_Given task_.
Below are records to transcribe exactly, without their pictures.

_Supplied material_.
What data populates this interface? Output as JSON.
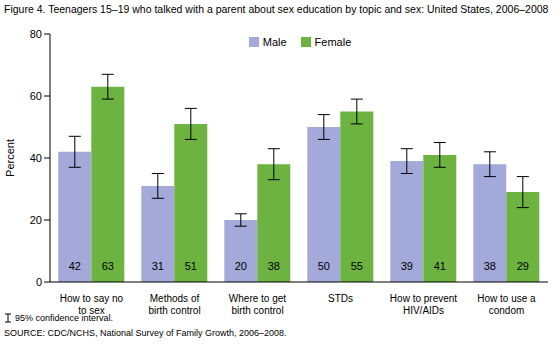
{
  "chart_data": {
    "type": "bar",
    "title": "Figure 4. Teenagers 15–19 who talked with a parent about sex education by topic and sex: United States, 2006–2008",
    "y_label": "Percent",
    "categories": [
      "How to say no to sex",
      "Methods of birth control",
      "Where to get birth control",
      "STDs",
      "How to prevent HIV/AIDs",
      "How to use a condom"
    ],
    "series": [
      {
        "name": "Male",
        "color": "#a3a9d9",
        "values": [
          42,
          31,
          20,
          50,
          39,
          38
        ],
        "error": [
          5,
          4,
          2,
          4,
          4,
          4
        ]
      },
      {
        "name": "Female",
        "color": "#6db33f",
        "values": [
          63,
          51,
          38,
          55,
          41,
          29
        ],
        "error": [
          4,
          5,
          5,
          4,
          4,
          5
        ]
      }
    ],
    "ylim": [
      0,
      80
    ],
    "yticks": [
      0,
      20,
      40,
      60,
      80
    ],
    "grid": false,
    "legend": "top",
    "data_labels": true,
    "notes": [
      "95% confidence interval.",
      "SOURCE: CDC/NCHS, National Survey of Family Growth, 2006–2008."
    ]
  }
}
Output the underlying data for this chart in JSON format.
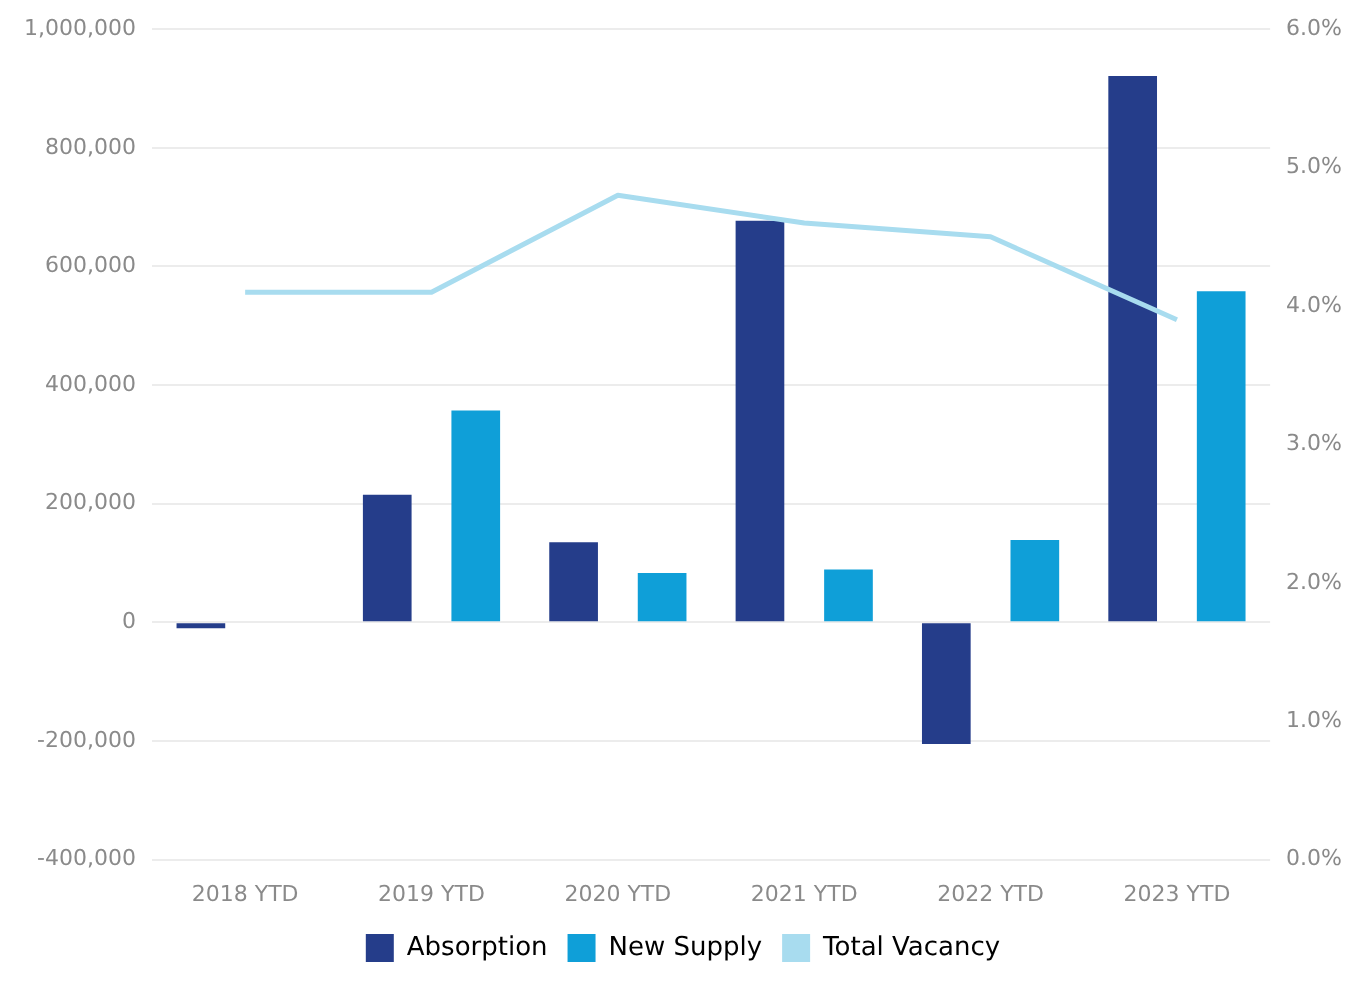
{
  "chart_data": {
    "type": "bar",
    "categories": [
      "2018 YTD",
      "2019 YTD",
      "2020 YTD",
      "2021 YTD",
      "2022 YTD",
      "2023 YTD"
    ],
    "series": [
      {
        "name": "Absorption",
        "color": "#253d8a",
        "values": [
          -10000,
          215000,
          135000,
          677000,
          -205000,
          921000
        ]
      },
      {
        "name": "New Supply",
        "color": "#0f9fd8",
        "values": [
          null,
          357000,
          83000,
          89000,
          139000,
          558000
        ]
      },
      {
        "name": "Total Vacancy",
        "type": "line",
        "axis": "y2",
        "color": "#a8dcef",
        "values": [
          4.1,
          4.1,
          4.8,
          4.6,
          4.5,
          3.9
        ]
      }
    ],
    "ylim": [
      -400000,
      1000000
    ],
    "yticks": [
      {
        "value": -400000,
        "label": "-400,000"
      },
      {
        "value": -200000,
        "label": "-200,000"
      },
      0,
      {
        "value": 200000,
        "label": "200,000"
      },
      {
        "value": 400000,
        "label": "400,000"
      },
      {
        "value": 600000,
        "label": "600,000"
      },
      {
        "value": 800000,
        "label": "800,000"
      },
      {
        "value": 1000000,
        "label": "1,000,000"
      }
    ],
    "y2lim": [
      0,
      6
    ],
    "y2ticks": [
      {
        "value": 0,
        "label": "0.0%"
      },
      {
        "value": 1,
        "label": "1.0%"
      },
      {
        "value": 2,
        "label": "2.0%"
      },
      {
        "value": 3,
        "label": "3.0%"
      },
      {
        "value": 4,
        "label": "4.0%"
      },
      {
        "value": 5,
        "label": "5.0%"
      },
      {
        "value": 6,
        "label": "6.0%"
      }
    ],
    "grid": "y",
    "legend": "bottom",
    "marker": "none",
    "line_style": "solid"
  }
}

_Answer_.
What data populates this interface? Output as JSON.
{
  "chart_data": {
    "type": "bar",
    "title": "Figure 4. Teenagers 15–19 who talked with a parent about sex education by topic and sex: United States, 2006–2008",
    "y_label": "Percent",
    "categories": [
      "How to say no to sex",
      "Methods of birth control",
      "Where to get birth control",
      "STDs",
      "How to prevent HIV/AIDs",
      "How to use a condom"
    ],
    "series": [
      {
        "name": "Male",
        "color": "#a3a9d9",
        "values": [
          42,
          31,
          20,
          50,
          39,
          38
        ],
        "error": [
          5,
          4,
          2,
          4,
          4,
          4
        ]
      },
      {
        "name": "Female",
        "color": "#6db33f",
        "values": [
          63,
          51,
          38,
          55,
          41,
          29
        ],
        "error": [
          4,
          5,
          5,
          4,
          4,
          5
        ]
      }
    ],
    "ylim": [
      0,
      80
    ],
    "yticks": [
      0,
      20,
      40,
      60,
      80
    ],
    "grid": false,
    "legend": "top",
    "data_labels": true,
    "notes": [
      "95% confidence interval.",
      "SOURCE: CDC/NCHS, National Survey of Family Growth, 2006–2008."
    ]
  }
}
Output the underlying data for this chart in JSON format.
{
  "chart_data": {
    "type": "bar",
    "categories": [
      "2018 YTD",
      "2019 YTD",
      "2020 YTD",
      "2021 YTD",
      "2022 YTD",
      "2023 YTD"
    ],
    "series": [
      {
        "name": "Absorption",
        "color": "#253d8a",
        "values": [
          -10000,
          215000,
          135000,
          677000,
          -205000,
          921000
        ]
      },
      {
        "name": "New Supply",
        "color": "#0f9fd8",
        "values": [
          null,
          357000,
          83000,
          89000,
          139000,
          558000
        ]
      },
      {
        "name": "Total Vacancy",
        "type": "line",
        "axis": "y2",
        "color": "#a8dcef",
        "values": [
          4.1,
          4.1,
          4.8,
          4.6,
          4.5,
          3.9
        ]
      }
    ],
    "ylim": [
      -400000,
      1000000
    ],
    "yticks": [
      {
        "value": -400000,
        "label": "-400,000"
      },
      {
        "value": -200000,
        "label": "-200,000"
      },
      0,
      {
        "value": 200000,
        "label": "200,000"
      },
      {
        "value": 400000,
        "label": "400,000"
      },
      {
        "value": 600000,
        "label": "600,000"
      },
      {
        "value": 800000,
        "label": "800,000"
      },
      {
        "value": 1000000,
        "label": "1,000,000"
      }
    ],
    "y2lim": [
      0,
      6
    ],
    "y2ticks": [
      {
        "value": 0,
        "label": "0.0%"
      },
      {
        "value": 1,
        "label": "1.0%"
      },
      {
        "value": 2,
        "label": "2.0%"
      },
      {
        "value": 3,
        "label": "3.0%"
      },
      {
        "value": 4,
        "label": "4.0%"
      },
      {
        "value": 5,
        "label": "5.0%"
      },
      {
        "value": 6,
        "label": "6.0%"
      }
    ],
    "grid": "y",
    "legend": "bottom",
    "marker": "none",
    "line_style": "solid"
  }
}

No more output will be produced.